Supplied passage:
# Mens Haircut



## debbie790 (Dec 28, 2010)

Hi,

My nephew is looking for a good male hair salon. He is a bit particular about his hair (sometimes gets assignments for print modeling). He visits Saks (Souk Al Bahar) but they are $$. Also, tried:

a. Fairmont Dubai (SZR)
b. Chillsalon.com
c. Pace e Luce – Dubai

Any suggestions?

Thanks


----------



## T'challa_Udaku (Nov 14, 2014)

debbie790 said:


> Hi,
> 
> My nephew is looking for a good male hair salon. He is a bit particular about his hair (sometimes gets assignments for print modeling). He visits Saks (Souk Al Bahar) but they are $$. Also, tried:
> 
> ...


i use beats and cuts at Jumeriah beach plaza. I can't post links yet so had to delete yours to quote post


----------



## debbie790 (Dec 28, 2010)

Beats & Cuts: Highly NOT recommended


----------



## T'challa_Udaku (Nov 14, 2014)

How so? I used them on Saturday and I am particular with my hair which they did a good job. They are a way out thats my onlyrics complaint


----------



## londonmandan (Jul 23, 2013)

I'm well fussy with my hair and a few of my mates are the same and tried the guys in JLT I think it's Cluster D Lake City Tower, I went there and have had no complaints.

Cheap and good, 30Dhs


----------



## T'challa_Udaku (Nov 14, 2014)

That's actually closer to me so will give that a try. Thanks londondanman


----------



## Gavtek (Aug 23, 2009)

Data shown:
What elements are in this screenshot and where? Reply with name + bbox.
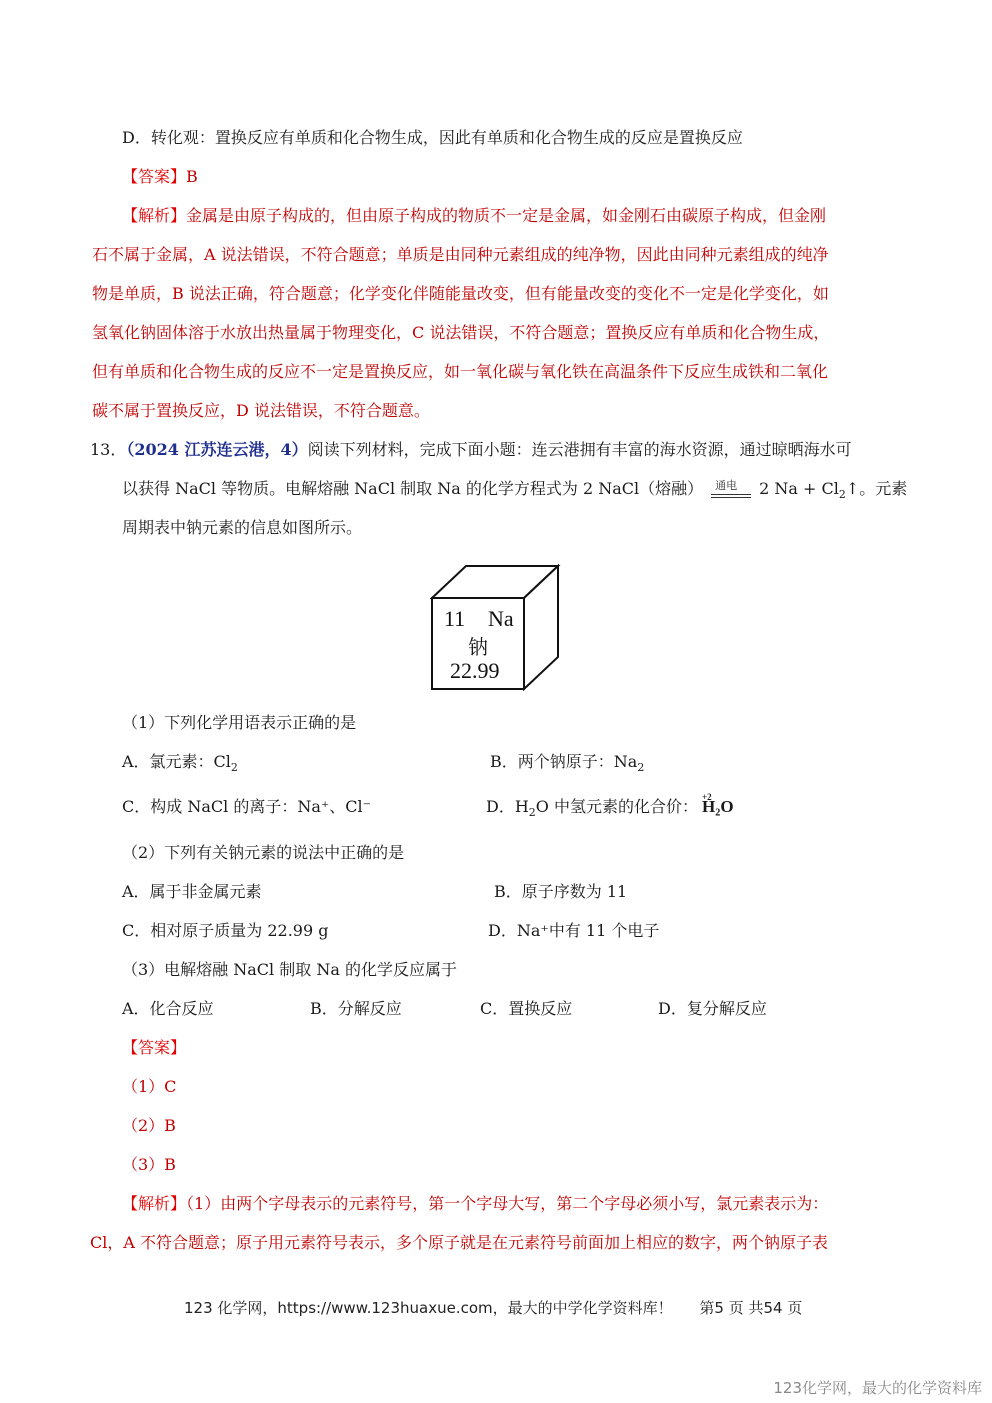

To do:
a – In the forum thread about men's haircuts, what price does londonmandan give for the haircut in JLT?
b – Carry on the forum thread about men's haircuts from the point where it stops.
The data above plays no part in this exercise.

Task results:
a – 30Dhs.

b –
I always use In The Hair in JLT, Cluster F next to Second Cup. They do an effective short back and sides with free head massage for 40 Dhs. Not sure if they would be much good at poncey hairstyles though.


----------



## BringBackBuck8 (Sep 20, 2013)

Never trust a guy who worries too much about his hair.


----------



## T'challa_Udaku (Nov 14, 2014)

Dont be like that Bringbackbucks. A messed up hairline isn't a thing to joke about. Let me live. Please


----------



## atlanticist (Aug 9, 2014)

I get my hair cut by an amazing barber in Deira - 20 dirhams so cheap too


----------



## GloballyRelaxed (Nov 5, 2014)

Gavtek said:


> I always use In The Hair in JLT, Cluster F next to Second Cup. They do an effective short back and sides with free head massage for 40 Dhs. Not sure if they would be much good at poncey hairstyles though.


Will second that.....they do a cracking job in there.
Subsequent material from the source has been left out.